Toutes les réactions des hommes relèvent de la poésie. Ça ne trompe pas. La poésie, c’est l’indifférence à tout ce qui manque de réalité.
... C’est le seul engagement qui vaille, parce qu’il englobe la souffrance. Un homme de cet ordre, je me demande s’il peut pleurer. Mais il peut empêcher les autres de le faire.
Cette passion du réel, qui fait longer des précipices, ce goût exclusif, comment ne nous rendrait-il pas plus aptes à comprendre autrui, et pas le comprendre comme ça, non, mais le remplacer, en quelque sorte, le relayer dans son poème interne, retrouver avec lui la source, nettoyer le lit de son eau vive, et remettre en branle la circulation originelle.
C’est derrière les mots qu’il faut aller voir, les mots sont des repères qui peuvent nous tromper si on les manipule de travers. Il y a une charge de silence qu’il faut respecter...
Un grand poète, c’est un monsieur qui, une fois, ne s’est pas trompé, a pris la voie royale de tous ses possibles...
Il est probable que nous sommes le poème de Dieu, fragments de langage unique.
Il y a des moments de fulguration, qui éclairent nos murs, nos limites, qui nous laissent à penser que tout n’est pas absolument absurde...
La poésie, comme je l’entends, c’est le seul obstacle au suicide... Il n’y a pas moyen de se suicider en poésie, puisque c’est, comment dire, déjà fait.

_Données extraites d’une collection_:
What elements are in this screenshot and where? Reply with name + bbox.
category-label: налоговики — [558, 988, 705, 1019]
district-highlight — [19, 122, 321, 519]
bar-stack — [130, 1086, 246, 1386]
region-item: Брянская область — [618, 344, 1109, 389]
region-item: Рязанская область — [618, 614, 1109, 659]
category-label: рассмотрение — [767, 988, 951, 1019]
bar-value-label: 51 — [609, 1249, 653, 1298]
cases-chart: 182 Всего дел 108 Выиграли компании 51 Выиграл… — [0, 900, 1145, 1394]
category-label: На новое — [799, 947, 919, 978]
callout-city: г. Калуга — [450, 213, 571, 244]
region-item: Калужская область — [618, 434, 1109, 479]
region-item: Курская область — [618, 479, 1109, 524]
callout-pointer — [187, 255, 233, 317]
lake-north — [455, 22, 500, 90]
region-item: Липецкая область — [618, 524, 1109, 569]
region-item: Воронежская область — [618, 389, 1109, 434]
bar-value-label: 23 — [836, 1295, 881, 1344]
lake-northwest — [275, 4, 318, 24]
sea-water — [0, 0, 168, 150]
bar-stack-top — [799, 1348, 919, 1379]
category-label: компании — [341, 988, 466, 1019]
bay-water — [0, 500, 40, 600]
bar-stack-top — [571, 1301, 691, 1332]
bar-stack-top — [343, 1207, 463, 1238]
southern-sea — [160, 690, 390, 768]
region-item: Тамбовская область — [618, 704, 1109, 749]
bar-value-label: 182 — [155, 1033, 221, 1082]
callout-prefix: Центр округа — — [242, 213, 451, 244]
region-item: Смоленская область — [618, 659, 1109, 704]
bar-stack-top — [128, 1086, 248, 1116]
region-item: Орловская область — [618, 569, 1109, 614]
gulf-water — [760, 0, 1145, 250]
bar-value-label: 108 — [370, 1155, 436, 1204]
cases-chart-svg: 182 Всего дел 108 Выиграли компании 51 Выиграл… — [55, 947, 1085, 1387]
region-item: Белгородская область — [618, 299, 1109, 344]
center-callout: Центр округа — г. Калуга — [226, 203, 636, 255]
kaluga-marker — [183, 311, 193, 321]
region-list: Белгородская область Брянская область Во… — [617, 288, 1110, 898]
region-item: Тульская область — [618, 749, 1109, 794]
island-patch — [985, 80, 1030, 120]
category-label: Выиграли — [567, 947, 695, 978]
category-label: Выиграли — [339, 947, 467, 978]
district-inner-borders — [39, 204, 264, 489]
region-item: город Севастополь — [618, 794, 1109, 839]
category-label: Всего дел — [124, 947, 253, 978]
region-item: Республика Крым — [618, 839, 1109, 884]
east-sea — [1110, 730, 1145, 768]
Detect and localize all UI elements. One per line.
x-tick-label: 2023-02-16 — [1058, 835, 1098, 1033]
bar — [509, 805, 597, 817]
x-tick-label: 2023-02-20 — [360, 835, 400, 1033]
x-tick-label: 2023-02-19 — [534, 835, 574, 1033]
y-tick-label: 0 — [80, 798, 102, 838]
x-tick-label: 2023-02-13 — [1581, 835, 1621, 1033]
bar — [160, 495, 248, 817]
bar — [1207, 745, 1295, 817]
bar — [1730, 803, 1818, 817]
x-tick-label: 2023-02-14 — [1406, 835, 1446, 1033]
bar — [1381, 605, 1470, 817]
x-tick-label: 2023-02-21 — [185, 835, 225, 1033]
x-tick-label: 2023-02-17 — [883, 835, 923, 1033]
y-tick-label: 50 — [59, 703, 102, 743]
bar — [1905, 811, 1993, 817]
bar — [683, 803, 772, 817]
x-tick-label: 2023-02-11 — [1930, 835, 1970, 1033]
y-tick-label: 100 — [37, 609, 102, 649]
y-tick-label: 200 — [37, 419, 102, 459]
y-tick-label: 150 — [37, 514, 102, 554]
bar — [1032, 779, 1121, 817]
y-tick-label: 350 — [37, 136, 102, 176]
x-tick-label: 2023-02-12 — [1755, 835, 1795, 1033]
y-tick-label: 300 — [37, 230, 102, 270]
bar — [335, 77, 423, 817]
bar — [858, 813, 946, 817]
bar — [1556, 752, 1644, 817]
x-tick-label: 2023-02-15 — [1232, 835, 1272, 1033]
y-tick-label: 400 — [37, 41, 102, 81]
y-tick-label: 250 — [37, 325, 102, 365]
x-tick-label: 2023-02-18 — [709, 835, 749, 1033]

_TRAVAIL DEMANDÉ_:
[A] D’après le texte sur la poésie, comment un grand poète est-il défini ?
[B] Prolongez le texte sur la poésie au-delà de sa dernière phrase.

_RÉPONSES SUCCESSIVES_:
[A] C’est un monsieur qui, une fois, ne s’est pas trompé et a pris la voie royale de tous ses possibles.

[B]
En fait, la poésie, c’est de considérer tous les hommes en poètes, comme s’ils étaient des poètes. Et s’y tenir.
Moi, je vais vous dire, j’ai envie d’être heureux. Un peu comme on dit bêtement que les clochards le sont. Heureux de rien, et incapables de lever le petit doigt pour figurer dans le spectacle...
Mes coulisses, c’est le ciel, la mer, le vent, l’arbre, et qui m’aime me suive ! Je n’en démordrai pas, je n’en démordrai pas, c’est un pacte avec ce qui me paraît plus vrai que tout le reste, avec ce qui me rend à un langage plus modeste, plus fragile par rapport à celui des hommes de société, dont je comprends mal la nonchalance active...
J’ai déniché une mansarde où travailler en paix. Une table, une chaise, une lucarne. Un peu comme si je partais à l’école, tous les matins. Tania n’y trouve pas à redire.
Je vous embrasse, vous et Éliane.
Écrivez.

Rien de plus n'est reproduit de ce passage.